▶ **What the task asks**:
Tell how many lines in the data below include the word "thermal". The answer is the number only.

▶ **Exercise input**:

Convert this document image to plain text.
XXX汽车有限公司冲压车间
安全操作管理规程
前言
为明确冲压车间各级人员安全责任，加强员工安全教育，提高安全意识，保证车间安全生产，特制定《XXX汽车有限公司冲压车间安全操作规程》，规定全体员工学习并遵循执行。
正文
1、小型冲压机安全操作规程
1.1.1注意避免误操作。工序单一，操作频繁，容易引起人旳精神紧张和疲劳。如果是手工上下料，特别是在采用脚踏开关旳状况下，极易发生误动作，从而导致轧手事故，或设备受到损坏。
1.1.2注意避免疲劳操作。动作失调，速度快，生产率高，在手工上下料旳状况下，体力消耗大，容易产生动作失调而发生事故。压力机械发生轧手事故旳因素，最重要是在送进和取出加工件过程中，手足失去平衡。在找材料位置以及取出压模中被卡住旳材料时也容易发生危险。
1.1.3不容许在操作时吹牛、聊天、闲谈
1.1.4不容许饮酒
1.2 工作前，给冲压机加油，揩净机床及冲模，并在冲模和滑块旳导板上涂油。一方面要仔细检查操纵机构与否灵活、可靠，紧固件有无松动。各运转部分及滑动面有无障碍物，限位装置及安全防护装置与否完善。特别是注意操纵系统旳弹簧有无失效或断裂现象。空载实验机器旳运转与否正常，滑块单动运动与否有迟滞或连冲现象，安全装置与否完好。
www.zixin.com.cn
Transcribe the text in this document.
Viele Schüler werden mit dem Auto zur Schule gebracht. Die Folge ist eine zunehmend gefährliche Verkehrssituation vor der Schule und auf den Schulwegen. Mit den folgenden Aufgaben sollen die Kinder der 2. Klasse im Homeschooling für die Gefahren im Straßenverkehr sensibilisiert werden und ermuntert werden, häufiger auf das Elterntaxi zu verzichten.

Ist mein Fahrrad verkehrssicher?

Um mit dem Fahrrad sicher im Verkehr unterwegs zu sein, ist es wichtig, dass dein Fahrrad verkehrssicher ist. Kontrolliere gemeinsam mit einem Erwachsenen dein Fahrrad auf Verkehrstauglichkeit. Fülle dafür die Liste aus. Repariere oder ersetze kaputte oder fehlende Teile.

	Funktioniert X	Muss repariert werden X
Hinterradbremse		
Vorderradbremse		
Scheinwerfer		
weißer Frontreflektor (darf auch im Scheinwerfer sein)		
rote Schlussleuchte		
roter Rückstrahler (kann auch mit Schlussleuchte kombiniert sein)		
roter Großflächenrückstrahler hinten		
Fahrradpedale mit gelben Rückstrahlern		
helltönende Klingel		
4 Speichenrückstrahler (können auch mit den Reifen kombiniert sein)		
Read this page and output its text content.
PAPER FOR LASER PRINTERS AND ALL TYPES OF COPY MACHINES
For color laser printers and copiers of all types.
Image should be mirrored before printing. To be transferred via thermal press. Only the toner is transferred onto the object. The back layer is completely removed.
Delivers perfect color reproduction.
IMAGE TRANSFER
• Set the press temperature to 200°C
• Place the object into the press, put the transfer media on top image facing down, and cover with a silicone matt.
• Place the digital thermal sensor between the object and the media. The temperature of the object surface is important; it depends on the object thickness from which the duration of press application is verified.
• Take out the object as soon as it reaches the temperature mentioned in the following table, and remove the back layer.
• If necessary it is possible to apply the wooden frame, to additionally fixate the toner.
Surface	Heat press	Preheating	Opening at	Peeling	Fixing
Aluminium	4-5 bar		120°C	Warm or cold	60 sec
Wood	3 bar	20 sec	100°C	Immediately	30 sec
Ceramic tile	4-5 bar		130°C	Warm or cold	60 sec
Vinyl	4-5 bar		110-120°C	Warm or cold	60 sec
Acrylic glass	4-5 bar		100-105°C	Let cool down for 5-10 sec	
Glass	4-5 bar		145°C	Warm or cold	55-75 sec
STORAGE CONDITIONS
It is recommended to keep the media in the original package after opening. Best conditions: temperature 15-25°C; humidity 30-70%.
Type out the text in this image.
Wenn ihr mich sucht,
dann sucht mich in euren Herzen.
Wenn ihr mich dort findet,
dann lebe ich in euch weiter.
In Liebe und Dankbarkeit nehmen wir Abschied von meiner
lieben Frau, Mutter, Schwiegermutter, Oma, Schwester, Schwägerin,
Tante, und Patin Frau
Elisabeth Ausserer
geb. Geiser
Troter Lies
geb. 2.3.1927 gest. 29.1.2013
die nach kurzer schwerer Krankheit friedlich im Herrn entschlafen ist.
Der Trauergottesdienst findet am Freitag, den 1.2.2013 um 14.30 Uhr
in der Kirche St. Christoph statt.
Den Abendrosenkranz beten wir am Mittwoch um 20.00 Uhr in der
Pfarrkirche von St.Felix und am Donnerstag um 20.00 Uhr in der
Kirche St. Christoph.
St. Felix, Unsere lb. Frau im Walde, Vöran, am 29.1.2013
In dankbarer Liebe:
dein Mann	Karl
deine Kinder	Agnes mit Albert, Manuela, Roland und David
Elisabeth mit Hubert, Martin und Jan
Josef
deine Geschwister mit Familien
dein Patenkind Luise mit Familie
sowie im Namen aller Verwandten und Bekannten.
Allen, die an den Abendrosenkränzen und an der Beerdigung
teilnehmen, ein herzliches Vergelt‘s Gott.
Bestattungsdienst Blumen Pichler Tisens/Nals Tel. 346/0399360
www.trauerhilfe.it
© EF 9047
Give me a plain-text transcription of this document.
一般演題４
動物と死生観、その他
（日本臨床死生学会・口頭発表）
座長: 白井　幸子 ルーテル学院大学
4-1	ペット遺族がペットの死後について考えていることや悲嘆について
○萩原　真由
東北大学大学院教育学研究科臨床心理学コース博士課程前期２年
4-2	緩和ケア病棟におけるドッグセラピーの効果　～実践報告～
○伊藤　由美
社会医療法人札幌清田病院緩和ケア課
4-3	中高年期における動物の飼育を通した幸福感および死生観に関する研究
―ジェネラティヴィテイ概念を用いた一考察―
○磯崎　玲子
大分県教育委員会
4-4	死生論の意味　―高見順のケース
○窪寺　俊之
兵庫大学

▶ **Complete answer**:
2